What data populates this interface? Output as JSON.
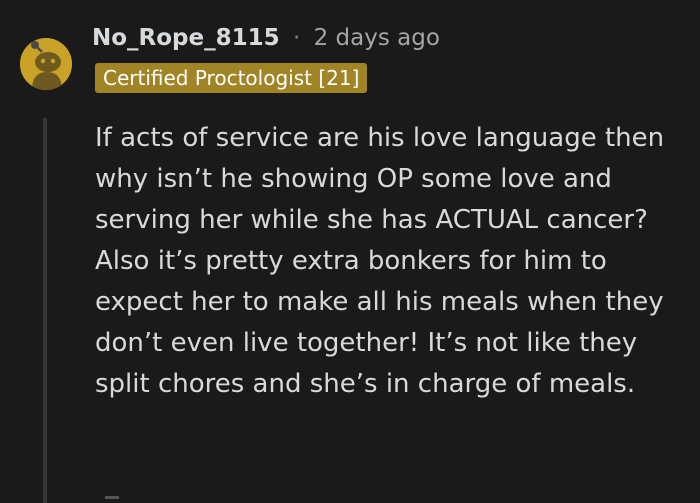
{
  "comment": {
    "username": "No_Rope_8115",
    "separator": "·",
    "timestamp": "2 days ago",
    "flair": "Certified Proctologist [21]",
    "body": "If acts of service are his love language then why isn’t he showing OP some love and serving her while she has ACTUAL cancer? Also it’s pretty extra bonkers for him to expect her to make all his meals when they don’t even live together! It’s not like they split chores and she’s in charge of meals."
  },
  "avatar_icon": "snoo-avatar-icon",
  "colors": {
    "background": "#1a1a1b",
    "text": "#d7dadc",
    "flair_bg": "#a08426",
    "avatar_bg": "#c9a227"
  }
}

****************

*YOUR GOAL:*
Repeat all of the data above word for word, minus the pictures.

*EXERCISE RESULT:*
What data populates this interface? Output as JSON.
{
  "comment": {
    "username": "No_Rope_8115",
    "separator": "·",
    "timestamp": "2 days ago",
    "flair": "Certified Proctologist [21]",
    "body": "If acts of service are his love language then why isn’t he showing OP some love and serving her while she has ACTUAL cancer? Also it’s pretty extra bonkers for him to expect her to make all his meals when they don’t even live together! It’s not like they split chores and she’s in charge of meals."
  },
  "avatar_icon": "snoo-avatar-icon",
  "colors": {
    "background": "#1a1a1b",
    "text": "#d7dadc",
    "flair_bg": "#a08426",
    "avatar_bg": "#c9a227"
  }
}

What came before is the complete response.